:: Records for this task

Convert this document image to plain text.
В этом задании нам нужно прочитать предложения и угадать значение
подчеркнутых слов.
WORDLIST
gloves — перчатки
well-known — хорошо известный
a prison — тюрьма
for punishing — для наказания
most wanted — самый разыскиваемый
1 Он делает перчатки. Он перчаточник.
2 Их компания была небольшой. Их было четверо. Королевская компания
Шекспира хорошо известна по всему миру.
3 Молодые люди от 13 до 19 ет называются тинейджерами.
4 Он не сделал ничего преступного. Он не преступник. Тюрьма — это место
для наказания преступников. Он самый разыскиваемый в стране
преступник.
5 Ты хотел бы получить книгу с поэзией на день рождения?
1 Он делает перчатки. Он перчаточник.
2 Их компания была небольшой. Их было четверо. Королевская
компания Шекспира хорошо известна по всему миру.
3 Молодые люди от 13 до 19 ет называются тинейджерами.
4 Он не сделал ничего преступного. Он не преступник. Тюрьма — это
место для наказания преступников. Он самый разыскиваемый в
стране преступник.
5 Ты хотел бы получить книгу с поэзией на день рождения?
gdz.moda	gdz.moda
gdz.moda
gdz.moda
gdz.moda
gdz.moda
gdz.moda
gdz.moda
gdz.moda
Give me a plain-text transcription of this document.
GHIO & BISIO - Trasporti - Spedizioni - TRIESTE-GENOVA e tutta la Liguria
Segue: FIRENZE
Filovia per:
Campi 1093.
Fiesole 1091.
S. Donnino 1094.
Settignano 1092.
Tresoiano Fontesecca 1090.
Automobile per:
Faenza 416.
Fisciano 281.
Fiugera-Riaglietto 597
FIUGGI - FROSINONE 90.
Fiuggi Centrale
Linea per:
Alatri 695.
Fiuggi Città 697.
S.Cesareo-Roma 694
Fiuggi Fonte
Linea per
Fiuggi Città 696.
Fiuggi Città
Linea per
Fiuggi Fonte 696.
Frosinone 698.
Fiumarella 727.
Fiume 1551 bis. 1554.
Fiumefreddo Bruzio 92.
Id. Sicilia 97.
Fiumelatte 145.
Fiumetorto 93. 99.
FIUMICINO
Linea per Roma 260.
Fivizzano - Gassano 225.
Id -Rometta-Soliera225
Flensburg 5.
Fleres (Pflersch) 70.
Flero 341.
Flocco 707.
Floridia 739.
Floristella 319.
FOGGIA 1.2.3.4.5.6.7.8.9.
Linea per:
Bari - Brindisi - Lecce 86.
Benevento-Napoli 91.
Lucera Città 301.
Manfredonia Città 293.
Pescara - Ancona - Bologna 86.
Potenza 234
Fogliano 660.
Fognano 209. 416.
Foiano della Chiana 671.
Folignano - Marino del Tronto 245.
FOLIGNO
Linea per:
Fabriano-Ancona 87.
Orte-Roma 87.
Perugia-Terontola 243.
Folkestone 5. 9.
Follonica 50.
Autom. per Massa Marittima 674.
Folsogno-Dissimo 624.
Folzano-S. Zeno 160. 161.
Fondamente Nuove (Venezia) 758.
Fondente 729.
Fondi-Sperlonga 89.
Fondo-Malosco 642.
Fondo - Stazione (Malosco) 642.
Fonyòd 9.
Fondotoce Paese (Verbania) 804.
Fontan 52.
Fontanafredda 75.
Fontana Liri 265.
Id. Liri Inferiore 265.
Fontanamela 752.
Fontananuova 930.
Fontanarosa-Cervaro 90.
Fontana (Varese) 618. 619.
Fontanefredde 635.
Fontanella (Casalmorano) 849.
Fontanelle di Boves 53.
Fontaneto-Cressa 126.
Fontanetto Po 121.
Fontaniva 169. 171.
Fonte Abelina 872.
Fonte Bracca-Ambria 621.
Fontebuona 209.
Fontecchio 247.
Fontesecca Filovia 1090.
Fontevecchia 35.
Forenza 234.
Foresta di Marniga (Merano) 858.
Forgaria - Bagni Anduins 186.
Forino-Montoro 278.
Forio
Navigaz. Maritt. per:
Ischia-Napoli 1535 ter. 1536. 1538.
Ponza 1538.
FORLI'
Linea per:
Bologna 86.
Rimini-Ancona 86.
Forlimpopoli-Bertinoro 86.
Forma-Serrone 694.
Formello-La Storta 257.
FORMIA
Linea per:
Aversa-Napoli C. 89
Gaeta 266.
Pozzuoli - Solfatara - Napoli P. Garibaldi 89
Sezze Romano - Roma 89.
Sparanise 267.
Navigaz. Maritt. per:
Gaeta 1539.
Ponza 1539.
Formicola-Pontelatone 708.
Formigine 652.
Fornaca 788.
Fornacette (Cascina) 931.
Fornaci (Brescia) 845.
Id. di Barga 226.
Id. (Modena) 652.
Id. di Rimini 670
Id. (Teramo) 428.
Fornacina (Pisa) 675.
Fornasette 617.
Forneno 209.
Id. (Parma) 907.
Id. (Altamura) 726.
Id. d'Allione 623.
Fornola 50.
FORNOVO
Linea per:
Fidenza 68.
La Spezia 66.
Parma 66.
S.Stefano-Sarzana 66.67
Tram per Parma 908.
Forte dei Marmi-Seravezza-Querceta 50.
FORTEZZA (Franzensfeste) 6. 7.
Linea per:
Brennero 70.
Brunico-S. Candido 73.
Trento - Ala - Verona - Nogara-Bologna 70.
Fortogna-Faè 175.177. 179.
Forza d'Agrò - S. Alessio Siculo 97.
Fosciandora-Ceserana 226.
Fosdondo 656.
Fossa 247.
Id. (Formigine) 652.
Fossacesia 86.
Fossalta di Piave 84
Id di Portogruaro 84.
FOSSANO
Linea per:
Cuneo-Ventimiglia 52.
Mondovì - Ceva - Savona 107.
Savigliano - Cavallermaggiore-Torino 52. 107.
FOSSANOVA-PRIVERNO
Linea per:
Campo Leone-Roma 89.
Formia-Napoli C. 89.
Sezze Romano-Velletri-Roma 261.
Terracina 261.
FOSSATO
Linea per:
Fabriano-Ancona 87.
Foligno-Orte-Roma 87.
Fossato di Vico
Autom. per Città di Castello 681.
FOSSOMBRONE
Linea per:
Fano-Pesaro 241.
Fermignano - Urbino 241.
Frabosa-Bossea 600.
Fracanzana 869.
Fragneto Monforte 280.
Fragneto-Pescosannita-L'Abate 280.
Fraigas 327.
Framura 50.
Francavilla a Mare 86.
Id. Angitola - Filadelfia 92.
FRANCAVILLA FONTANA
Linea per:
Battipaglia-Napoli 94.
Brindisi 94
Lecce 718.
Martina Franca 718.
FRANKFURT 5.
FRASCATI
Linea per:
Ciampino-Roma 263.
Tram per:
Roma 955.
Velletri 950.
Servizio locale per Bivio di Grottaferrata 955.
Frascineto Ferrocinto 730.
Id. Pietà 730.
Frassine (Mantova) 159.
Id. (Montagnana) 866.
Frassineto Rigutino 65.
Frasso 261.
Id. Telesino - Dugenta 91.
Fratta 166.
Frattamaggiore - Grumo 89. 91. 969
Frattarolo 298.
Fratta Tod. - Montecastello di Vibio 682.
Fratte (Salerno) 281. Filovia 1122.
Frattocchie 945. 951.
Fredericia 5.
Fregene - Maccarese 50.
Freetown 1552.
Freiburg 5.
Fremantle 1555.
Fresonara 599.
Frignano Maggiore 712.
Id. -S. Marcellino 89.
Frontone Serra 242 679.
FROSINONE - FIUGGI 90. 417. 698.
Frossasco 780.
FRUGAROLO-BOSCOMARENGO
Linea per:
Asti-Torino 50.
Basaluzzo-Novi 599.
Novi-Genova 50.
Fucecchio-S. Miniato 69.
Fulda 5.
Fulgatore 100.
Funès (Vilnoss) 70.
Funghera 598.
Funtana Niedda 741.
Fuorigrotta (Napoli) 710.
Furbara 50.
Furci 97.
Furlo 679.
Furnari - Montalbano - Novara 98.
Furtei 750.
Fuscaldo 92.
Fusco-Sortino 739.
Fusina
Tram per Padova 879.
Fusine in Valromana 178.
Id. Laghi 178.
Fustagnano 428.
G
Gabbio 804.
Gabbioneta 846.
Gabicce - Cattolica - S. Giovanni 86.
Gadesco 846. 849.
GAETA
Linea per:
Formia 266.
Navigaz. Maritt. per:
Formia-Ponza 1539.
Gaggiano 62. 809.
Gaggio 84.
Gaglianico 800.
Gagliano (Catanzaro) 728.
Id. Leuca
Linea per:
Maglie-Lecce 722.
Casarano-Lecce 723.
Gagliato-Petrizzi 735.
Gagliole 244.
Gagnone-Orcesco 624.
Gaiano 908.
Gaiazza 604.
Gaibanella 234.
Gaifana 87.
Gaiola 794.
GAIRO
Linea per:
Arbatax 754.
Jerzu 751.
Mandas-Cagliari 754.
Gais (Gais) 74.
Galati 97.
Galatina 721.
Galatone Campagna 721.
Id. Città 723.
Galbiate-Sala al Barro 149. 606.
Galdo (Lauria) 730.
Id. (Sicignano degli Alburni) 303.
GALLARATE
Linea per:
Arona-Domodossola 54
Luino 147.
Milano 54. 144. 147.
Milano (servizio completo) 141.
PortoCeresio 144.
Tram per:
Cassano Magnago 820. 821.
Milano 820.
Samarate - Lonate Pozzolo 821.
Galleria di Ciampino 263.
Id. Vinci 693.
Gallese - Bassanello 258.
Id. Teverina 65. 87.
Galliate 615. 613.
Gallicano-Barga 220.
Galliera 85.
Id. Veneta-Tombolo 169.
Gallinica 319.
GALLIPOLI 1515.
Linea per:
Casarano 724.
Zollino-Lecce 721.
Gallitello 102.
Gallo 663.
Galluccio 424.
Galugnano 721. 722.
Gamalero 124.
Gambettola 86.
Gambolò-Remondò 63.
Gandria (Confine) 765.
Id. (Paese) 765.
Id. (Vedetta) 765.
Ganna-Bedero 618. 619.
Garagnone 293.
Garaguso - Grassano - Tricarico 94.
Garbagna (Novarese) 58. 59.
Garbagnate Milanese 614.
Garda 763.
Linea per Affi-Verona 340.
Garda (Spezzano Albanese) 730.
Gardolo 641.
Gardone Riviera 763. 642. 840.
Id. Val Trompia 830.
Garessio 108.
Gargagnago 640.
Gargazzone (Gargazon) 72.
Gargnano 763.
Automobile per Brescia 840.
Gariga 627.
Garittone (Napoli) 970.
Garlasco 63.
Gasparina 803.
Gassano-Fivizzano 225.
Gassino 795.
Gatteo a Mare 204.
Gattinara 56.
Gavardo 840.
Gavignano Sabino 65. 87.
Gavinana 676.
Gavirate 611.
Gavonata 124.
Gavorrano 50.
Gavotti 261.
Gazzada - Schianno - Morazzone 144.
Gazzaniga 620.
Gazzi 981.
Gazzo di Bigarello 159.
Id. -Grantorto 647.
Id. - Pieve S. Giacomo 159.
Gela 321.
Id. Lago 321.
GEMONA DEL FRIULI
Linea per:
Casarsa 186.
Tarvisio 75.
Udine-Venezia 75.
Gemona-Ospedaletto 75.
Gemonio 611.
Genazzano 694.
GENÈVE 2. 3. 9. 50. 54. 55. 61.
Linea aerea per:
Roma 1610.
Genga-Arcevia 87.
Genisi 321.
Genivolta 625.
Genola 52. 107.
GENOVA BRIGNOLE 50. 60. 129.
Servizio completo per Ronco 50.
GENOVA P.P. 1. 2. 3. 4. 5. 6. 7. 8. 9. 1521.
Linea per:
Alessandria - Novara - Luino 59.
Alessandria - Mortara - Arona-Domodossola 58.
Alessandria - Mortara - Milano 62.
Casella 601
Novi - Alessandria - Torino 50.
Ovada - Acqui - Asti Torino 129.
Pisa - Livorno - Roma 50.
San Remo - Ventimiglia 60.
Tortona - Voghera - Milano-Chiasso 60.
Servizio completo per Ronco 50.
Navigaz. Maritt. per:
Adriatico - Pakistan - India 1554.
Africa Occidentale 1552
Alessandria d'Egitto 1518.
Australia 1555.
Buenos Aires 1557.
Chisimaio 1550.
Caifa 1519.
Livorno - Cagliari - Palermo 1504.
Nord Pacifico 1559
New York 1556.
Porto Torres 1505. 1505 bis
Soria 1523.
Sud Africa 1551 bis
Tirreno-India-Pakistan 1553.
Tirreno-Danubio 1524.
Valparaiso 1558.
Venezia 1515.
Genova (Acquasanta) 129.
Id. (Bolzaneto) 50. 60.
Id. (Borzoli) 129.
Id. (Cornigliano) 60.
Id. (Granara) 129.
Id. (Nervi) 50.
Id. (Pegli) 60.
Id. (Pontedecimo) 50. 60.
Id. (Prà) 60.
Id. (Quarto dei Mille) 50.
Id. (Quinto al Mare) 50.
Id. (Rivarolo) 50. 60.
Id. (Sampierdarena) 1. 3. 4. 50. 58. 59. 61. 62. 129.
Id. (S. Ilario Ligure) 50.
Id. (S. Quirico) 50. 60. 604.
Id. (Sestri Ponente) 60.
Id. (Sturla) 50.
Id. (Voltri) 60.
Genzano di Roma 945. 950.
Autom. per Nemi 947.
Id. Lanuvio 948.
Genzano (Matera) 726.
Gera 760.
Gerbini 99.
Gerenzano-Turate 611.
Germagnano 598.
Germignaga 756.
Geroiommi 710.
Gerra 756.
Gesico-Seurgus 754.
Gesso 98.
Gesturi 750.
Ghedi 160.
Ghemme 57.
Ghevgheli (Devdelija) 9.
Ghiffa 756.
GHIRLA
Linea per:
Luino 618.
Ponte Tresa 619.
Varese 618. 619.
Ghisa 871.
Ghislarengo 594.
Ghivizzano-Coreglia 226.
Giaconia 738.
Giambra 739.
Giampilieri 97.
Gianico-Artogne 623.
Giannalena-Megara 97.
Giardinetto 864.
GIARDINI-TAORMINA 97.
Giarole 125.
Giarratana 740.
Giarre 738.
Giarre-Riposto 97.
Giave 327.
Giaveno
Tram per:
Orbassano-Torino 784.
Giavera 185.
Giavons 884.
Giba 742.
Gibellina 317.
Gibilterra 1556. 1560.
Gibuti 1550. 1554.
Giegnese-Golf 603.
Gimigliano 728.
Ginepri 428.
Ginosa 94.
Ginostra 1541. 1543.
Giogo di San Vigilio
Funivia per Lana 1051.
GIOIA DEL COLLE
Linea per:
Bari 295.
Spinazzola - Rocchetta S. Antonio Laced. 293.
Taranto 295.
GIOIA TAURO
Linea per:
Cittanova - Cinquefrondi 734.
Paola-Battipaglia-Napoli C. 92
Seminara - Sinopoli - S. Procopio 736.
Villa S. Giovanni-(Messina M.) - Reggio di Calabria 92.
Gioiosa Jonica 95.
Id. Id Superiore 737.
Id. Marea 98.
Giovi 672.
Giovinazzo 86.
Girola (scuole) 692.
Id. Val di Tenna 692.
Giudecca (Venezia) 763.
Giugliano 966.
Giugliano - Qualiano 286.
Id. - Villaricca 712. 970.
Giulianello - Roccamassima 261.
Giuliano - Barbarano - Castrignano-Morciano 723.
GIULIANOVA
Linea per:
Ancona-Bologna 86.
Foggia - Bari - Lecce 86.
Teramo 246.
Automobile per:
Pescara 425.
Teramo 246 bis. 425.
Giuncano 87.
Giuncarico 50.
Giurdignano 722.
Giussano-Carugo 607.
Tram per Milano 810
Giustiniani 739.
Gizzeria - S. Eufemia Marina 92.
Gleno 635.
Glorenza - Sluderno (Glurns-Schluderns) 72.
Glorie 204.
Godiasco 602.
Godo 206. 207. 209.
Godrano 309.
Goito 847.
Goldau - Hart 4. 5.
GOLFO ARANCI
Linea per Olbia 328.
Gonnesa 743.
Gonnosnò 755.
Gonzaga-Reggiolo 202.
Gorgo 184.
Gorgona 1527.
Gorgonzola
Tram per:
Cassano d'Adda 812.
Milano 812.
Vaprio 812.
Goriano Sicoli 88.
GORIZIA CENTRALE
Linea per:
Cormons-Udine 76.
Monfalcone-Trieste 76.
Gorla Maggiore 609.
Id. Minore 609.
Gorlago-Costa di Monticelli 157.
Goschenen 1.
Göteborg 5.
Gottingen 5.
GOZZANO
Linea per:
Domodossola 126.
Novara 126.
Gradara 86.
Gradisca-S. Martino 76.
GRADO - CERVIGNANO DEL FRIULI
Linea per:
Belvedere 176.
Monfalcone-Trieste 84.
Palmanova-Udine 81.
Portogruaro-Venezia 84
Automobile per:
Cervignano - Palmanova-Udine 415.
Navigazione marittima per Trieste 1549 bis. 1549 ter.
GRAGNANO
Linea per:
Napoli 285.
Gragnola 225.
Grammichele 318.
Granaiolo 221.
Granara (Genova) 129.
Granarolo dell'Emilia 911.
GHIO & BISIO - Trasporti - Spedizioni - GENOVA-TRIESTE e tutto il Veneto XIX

::::

*Task brief*:
Where a line above contains the word "Torino", copy that line.

*Response to this exercise*:
Savigliano - Cavallermaggiore-Torino 52. 107.
Asti-Torino 50.
Novi - Alessandria - Torino 50.
Ovada - Acqui - Asti Torino 129.
Orbassano-Torino 784.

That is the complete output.